Records that describe figures:

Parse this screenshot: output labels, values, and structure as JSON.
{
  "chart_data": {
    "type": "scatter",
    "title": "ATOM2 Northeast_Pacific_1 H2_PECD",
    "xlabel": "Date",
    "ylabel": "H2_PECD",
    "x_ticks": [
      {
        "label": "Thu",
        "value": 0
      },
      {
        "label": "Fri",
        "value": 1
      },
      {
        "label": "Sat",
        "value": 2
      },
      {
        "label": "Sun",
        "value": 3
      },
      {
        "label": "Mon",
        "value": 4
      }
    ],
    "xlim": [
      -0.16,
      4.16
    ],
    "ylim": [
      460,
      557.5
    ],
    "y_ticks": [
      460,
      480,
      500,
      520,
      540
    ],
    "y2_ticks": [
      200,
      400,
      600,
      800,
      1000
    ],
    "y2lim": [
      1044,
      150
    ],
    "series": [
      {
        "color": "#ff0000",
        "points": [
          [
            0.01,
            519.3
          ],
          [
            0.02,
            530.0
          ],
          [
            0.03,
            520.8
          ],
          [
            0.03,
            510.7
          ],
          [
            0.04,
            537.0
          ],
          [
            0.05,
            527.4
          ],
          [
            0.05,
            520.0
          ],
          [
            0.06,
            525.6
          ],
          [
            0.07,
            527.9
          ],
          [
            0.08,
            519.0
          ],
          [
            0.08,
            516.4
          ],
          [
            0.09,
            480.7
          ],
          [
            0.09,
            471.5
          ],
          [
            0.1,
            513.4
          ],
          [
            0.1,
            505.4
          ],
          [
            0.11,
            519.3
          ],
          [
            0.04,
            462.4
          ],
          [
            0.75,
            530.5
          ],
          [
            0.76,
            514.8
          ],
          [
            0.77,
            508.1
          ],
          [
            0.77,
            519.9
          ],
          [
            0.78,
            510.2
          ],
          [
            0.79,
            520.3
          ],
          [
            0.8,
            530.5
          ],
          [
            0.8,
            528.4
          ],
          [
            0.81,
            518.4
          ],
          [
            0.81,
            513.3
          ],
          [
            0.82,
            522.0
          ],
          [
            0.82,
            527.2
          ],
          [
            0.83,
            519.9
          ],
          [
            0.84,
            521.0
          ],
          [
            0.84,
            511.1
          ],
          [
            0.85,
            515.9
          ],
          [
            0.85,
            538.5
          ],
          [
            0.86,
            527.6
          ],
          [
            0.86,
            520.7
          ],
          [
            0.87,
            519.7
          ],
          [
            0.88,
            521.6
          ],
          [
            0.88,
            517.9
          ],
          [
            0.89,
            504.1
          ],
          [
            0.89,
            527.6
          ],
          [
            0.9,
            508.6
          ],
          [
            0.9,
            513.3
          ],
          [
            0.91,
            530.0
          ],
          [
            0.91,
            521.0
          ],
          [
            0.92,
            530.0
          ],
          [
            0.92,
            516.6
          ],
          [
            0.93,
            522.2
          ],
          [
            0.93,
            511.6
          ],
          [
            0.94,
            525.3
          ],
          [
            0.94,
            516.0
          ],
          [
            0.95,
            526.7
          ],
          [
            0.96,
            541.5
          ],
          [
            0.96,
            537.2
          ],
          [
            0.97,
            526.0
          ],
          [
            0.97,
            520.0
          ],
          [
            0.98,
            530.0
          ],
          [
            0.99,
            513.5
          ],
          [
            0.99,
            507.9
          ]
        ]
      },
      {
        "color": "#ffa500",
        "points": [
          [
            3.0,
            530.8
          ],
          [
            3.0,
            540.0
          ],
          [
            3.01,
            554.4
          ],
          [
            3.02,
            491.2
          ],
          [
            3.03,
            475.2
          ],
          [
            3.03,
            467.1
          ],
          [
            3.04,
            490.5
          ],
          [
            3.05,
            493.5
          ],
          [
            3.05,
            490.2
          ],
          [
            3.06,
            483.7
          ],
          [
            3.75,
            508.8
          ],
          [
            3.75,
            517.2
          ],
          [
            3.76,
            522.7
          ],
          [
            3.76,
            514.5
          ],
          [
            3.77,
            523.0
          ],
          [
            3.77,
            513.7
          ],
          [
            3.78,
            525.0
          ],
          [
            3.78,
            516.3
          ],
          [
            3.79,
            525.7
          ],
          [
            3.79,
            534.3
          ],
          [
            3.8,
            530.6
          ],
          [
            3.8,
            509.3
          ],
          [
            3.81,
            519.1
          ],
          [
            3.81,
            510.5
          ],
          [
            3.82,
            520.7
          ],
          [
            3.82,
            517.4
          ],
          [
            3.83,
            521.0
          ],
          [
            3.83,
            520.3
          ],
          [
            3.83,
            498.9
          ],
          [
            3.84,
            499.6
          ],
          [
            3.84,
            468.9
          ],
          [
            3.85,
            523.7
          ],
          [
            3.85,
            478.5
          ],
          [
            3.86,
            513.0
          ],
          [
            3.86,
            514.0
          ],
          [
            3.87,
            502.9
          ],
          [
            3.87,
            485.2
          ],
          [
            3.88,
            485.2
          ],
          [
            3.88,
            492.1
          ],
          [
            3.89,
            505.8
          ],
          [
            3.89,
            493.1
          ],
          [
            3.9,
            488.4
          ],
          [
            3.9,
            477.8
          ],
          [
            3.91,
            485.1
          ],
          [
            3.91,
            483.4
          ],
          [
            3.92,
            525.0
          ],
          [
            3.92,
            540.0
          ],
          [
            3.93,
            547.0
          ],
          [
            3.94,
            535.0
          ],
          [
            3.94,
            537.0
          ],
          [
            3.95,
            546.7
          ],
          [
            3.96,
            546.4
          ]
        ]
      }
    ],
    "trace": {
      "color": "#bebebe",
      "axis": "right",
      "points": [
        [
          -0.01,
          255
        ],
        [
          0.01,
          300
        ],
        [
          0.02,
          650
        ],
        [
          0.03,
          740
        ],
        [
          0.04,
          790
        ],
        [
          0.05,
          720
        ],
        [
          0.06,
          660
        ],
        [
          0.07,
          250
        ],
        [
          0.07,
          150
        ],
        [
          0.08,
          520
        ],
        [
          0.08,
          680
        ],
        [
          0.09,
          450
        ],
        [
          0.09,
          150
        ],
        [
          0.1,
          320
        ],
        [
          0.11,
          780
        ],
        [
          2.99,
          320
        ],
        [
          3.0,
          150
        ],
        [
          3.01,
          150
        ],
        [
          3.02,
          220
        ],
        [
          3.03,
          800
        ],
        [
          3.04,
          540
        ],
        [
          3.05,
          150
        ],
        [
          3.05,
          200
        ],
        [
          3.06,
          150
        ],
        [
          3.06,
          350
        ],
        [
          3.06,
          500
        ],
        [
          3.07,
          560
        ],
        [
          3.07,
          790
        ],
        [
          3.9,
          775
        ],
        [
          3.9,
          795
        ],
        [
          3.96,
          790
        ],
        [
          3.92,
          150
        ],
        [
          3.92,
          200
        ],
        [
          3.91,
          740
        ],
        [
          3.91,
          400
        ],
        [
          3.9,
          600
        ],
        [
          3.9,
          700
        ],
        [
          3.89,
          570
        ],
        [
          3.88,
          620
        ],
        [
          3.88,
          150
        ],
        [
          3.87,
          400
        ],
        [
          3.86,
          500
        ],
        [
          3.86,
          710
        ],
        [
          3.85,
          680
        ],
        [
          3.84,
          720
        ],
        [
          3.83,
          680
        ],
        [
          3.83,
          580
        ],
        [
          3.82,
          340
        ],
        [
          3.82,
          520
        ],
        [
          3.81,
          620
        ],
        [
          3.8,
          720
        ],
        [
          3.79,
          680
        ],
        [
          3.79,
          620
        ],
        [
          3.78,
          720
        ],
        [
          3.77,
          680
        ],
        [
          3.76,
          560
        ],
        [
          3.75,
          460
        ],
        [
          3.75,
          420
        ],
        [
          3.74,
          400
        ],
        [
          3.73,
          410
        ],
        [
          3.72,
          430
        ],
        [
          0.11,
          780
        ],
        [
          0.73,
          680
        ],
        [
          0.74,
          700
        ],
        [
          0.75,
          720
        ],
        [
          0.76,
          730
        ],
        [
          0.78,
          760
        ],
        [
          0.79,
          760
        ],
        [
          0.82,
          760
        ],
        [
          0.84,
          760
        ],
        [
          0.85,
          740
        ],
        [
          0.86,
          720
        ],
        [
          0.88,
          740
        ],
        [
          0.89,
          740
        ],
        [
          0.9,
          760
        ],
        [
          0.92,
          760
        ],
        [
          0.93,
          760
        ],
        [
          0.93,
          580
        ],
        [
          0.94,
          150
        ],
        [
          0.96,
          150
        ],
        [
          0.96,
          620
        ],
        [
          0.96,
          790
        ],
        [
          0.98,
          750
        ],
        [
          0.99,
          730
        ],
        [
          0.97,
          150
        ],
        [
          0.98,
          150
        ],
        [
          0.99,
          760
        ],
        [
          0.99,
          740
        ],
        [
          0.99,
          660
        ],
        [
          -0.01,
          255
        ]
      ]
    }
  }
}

## Given exercise
Extract, from the listing above, every line where the string "color" occurs.

## Response below
        "color": "#ff0000",
        "color": "#ffa500",
      "color": "#bebebe",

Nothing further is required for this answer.